[Stored items from a collection]
____________________

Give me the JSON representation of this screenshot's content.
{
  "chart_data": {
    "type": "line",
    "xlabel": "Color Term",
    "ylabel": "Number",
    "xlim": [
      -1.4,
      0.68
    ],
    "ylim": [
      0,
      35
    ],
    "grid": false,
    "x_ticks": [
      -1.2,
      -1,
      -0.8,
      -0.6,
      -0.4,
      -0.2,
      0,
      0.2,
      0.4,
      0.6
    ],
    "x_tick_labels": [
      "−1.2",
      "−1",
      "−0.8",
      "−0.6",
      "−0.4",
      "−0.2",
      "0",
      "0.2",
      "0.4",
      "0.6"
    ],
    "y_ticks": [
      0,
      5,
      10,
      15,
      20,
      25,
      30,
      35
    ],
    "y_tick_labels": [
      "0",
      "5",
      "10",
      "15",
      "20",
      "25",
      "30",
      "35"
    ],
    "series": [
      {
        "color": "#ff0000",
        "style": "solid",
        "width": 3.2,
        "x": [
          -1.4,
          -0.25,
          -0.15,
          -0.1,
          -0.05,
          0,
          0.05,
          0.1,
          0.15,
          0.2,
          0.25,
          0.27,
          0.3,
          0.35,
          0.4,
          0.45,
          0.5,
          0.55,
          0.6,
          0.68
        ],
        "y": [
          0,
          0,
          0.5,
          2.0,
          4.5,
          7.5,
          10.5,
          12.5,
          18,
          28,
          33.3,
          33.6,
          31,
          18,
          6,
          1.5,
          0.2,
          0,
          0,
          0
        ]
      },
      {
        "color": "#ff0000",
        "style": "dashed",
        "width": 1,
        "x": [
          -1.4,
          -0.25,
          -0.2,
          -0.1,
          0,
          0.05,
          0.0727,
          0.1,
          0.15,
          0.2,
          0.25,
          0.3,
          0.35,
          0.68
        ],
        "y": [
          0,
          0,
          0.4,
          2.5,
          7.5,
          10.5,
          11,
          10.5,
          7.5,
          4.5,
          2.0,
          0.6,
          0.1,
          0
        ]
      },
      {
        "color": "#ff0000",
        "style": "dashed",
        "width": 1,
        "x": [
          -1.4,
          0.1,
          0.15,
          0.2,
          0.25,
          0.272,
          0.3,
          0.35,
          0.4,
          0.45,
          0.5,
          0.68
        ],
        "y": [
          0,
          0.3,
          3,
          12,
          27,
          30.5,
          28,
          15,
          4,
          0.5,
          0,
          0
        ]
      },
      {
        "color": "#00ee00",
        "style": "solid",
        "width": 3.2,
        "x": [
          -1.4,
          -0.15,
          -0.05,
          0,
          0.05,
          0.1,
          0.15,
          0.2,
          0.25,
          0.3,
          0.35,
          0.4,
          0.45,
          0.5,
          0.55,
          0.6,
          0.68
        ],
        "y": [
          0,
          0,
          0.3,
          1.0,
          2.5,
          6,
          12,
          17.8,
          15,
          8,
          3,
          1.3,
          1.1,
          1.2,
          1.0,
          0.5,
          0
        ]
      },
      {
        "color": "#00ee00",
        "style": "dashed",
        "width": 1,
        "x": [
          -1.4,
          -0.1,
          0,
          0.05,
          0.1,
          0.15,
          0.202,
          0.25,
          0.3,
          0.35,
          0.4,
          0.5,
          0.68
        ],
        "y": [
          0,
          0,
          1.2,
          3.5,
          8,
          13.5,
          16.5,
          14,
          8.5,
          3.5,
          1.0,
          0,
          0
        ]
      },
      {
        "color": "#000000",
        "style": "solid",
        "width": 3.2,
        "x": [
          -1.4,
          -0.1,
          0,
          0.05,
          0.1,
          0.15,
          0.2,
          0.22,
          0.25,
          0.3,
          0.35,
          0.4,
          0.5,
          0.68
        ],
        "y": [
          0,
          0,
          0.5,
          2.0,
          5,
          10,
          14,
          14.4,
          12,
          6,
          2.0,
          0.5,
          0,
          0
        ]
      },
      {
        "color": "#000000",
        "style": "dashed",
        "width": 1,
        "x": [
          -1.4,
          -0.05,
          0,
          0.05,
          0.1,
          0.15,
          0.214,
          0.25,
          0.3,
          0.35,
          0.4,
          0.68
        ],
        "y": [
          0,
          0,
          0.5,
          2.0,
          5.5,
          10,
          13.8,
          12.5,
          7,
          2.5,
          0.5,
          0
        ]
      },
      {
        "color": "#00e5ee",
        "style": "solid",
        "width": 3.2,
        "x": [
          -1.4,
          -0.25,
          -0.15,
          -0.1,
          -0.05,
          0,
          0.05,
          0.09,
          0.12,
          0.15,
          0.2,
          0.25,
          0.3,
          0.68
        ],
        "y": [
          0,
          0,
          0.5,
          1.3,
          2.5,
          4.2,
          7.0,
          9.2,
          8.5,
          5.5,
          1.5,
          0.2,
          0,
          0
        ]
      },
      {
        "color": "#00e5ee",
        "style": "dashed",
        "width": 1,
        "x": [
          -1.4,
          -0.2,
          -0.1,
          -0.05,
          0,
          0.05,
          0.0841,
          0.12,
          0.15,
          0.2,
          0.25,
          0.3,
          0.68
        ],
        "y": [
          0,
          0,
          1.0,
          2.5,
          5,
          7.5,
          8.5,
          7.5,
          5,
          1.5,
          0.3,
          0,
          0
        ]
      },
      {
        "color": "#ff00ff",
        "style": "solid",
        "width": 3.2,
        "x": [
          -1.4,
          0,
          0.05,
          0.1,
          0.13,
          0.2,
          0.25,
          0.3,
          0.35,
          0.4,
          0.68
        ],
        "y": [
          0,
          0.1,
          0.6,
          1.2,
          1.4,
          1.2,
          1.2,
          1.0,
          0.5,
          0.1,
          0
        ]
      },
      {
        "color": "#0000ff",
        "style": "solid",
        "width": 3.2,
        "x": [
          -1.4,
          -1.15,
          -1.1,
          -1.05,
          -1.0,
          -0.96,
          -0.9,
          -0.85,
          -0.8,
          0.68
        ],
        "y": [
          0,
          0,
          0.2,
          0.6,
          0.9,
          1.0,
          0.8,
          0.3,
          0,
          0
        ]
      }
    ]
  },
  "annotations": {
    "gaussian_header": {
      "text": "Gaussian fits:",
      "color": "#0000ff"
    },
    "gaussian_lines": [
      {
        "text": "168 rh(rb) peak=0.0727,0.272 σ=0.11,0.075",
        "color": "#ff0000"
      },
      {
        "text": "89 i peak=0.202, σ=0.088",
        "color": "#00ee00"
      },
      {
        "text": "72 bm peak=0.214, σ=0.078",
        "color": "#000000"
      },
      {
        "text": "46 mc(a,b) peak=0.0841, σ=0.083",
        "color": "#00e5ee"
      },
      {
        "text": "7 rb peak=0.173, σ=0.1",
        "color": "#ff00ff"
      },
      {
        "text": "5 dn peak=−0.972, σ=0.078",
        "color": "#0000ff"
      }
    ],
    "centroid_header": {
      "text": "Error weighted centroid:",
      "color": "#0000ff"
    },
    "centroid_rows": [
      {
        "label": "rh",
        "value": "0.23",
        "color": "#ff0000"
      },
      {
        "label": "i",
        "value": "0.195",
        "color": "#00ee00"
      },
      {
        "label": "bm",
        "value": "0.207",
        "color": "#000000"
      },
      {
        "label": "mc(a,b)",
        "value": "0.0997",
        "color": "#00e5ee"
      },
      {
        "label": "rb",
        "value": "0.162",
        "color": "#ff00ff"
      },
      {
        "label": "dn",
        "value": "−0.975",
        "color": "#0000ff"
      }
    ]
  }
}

____________________

GIVEN REQUEST
Where a line contains "value", copy that line.

COMPLETE RESPONSE
        "value": "0.23",
        "value": "0.195",
        "value": "0.207",
        "value": "0.0997",
        "value": "0.162",
        "value": "−0.975",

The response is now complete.